▸ **STATED TASK**:
Extract every line from the entries below and reproduce each one unchanged, character for character.

[Records of where elements appear]
— Start —

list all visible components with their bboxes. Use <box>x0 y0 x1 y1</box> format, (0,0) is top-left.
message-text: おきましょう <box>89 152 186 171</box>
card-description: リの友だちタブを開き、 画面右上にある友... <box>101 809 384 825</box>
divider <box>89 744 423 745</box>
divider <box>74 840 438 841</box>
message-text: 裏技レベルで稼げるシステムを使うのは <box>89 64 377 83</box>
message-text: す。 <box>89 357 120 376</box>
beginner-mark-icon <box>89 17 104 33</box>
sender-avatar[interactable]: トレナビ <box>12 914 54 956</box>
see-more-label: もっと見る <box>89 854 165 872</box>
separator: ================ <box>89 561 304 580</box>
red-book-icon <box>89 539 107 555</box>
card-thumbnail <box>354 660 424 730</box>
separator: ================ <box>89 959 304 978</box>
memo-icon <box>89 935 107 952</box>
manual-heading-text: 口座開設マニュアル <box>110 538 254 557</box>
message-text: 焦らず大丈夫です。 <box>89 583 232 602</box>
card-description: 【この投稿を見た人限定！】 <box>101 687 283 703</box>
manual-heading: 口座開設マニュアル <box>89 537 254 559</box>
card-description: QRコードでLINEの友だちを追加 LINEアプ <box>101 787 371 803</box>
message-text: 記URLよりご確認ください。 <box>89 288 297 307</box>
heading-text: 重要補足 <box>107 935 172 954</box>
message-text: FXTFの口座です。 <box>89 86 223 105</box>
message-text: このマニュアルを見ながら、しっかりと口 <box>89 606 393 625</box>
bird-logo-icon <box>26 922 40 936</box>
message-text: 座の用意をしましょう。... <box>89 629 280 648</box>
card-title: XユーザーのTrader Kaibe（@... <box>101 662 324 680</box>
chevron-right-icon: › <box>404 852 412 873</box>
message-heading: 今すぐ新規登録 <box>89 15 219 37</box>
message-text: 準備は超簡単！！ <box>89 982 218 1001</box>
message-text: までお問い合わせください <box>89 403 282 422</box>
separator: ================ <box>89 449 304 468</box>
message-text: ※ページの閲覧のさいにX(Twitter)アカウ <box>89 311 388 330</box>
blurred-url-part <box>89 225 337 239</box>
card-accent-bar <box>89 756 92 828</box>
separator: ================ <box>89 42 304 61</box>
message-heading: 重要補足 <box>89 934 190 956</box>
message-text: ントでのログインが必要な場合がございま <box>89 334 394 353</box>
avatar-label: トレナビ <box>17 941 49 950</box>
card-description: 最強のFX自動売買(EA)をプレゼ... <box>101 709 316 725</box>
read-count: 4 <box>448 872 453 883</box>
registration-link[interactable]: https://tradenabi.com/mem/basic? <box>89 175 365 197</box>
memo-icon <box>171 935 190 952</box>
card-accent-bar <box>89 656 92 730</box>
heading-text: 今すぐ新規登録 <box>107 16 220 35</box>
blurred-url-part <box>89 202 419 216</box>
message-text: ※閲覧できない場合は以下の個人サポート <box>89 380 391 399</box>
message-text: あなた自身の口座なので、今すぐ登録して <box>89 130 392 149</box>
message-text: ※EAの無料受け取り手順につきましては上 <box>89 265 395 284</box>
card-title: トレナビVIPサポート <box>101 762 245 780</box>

— End —

▸ **ANSWER TO THIS TASK**:
list all visible components with their bboxes. Use <box>x0 y0 x1 y1</box> format, (0,0) is top-left.
message-text: おきましょう <box>89 152 186 171</box>
card-description: リの友だちタブを開き、 画面右上にある友... <box>101 809 384 825</box>
divider <box>89 744 423 745</box>
divider <box>74 840 438 841</box>
message-text: 裏技レベルで稼げるシステムを使うのは <box>89 64 377 83</box>
message-text: す。 <box>89 357 120 376</box>
beginner-mark-icon <box>89 17 104 33</box>
sender-avatar[interactable]: トレナビ <box>12 914 54 956</box>
see-more-label: もっと見る <box>89 854 165 872</box>
separator: ================ <box>89 561 304 580</box>
red-book-icon <box>89 539 107 555</box>
card-thumbnail <box>354 660 424 730</box>
separator: ================ <box>89 959 304 978</box>
memo-icon <box>89 935 107 952</box>
manual-heading-text: 口座開設マニュアル <box>110 538 254 557</box>
message-text: 焦らず大丈夫です。 <box>89 583 232 602</box>
card-description: 【この投稿を見た人限定！】 <box>101 687 283 703</box>
manual-heading: 口座開設マニュアル <box>89 537 254 559</box>
card-description: QRコードでLINEの友だちを追加 LINEアプ <box>101 787 371 803</box>
message-text: 記URLよりご確認ください。 <box>89 288 297 307</box>
heading-text: 重要補足 <box>107 935 172 954</box>
message-text: FXTFの口座です。 <box>89 86 223 105</box>
message-text: このマニュアルを見ながら、しっかりと口 <box>89 606 393 625</box>
bird-logo-icon <box>26 922 40 936</box>
message-text: 座の用意をしましょう。... <box>89 629 280 648</box>
card-title: XユーザーのTrader Kaibe（@... <box>101 662 324 680</box>
chevron-right-icon: › <box>404 852 412 873</box>
message-heading: 今すぐ新規登録 <box>89 15 219 37</box>
message-text: 準備は超簡単！！ <box>89 982 218 1001</box>
message-text: までお問い合わせください <box>89 403 282 422</box>
separator: ================ <box>89 449 304 468</box>
message-text: ※ページの閲覧のさいにX(Twitter)アカウ <box>89 311 388 330</box>
blurred-url-part <box>89 225 337 239</box>
card-accent-bar <box>89 756 92 828</box>
separator: ================ <box>89 42 304 61</box>
message-heading: 重要補足 <box>89 934 190 956</box>
message-text: ントでのログインが必要な場合がございま <box>89 334 394 353</box>
avatar-label: トレナビ <box>17 941 49 950</box>
card-description: 最強のFX自動売買(EA)をプレゼ... <box>101 709 316 725</box>
read-count: 4 <box>448 872 453 883</box>
registration-link[interactable]: https://tradenabi.com/mem/basic? <box>89 175 365 197</box>
memo-icon <box>171 935 190 952</box>
card-accent-bar <box>89 656 92 730</box>
heading-text: 今すぐ新規登録 <box>107 16 220 35</box>
blurred-url-part <box>89 202 419 216</box>
message-text: ※閲覧できない場合は以下の個人サポート <box>89 380 391 399</box>
message-text: あなた自身の口座なので、今すぐ登録して <box>89 130 392 149</box>
message-text: ※EAの無料受け取り手順につきましては上 <box>89 265 395 284</box>
card-title: トレナビVIPサポート <box>101 762 245 780</box>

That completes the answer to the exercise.